__GIVEN REQUEST__
Each entry must be reproduced precisely as it stands.
-*-*-
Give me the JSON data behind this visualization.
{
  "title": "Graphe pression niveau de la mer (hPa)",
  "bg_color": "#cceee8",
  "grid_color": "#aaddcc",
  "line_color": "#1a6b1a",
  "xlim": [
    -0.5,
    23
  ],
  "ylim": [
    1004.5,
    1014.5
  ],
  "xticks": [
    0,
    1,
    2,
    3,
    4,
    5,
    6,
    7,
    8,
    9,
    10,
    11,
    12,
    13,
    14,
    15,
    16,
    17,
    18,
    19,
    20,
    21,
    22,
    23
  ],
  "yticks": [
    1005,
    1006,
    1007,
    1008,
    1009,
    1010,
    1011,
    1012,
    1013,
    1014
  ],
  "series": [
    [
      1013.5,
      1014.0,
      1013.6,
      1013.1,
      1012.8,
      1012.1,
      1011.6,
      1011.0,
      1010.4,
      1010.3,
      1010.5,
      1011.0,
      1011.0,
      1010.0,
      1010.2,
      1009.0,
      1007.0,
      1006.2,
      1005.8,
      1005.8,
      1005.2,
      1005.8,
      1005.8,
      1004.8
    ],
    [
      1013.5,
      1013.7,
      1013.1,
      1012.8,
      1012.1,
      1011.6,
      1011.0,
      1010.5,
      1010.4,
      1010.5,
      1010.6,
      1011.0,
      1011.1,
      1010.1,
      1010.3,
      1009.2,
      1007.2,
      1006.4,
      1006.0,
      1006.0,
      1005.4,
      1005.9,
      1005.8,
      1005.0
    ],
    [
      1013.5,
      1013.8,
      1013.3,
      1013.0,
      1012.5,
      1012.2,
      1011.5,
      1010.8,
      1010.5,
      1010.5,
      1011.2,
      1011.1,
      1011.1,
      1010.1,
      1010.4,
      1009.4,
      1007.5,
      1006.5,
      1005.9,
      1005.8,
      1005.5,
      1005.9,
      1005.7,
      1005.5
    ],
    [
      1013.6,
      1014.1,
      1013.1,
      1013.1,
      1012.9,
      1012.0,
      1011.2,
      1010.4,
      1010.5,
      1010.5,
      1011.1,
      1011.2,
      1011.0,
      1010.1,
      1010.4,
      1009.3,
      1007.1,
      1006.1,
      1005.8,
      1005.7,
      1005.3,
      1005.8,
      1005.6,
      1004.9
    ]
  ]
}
-*-*-
__TASK SOLUTION__
Give me the JSON data behind this visualization.
{
  "title": "Graphe pression niveau de la mer (hPa)",
  "bg_color": "#cceee8",
  "grid_color": "#aaddcc",
  "line_color": "#1a6b1a",
  "xlim": [
    -0.5,
    23
  ],
  "ylim": [
    1004.5,
    1014.5
  ],
  "xticks": [
    0,
    1,
    2,
    3,
    4,
    5,
    6,
    7,
    8,
    9,
    10,
    11,
    12,
    13,
    14,
    15,
    16,
    17,
    18,
    19,
    20,
    21,
    22,
    23
  ],
  "yticks": [
    1005,
    1006,
    1007,
    1008,
    1009,
    1010,
    1011,
    1012,
    1013,
    1014
  ],
  "series": [
    [
      1013.5,
      1014.0,
      1013.6,
      1013.1,
      1012.8,
      1012.1,
      1011.6,
      1011.0,
      1010.4,
      1010.3,
      1010.5,
      1011.0,
      1011.0,
      1010.0,
      1010.2,
      1009.0,
      1007.0,
      1006.2,
      1005.8,
      1005.8,
      1005.2,
      1005.8,
      1005.8,
      1004.8
    ],
    [
      1013.5,
      1013.7,
      1013.1,
      1012.8,
      1012.1,
      1011.6,
      1011.0,
      1010.5,
      1010.4,
      1010.5,
      1010.6,
      1011.0,
      1011.1,
      1010.1,
      1010.3,
      1009.2,
      1007.2,
      1006.4,
      1006.0,
      1006.0,
      1005.4,
      1005.9,
      1005.8,
      1005.0
    ],
    [
      1013.5,
      1013.8,
      1013.3,
      1013.0,
      1012.5,
      1012.2,
      1011.5,
      1010.8,
      1010.5,
      1010.5,
      1011.2,
      1011.1,
      1011.1,
      1010.1,
      1010.4,
      1009.4,
      1007.5,
      1006.5,
      1005.9,
      1005.8,
      1005.5,
      1005.9,
      1005.7,
      1005.5
    ],
    [
      1013.6,
      1014.1,
      1013.1,
      1013.1,
      1012.9,
      1012.0,
      1011.2,
      1010.4,
      1010.5,
      1010.5,
      1011.1,
      1011.2,
      1011.0,
      1010.1,
      1010.4,
      1009.3,
      1007.1,
      1006.1,
      1005.8,
      1005.7,
      1005.3,
      1005.8,
      1005.6,
      1004.9
    ]
  ]
}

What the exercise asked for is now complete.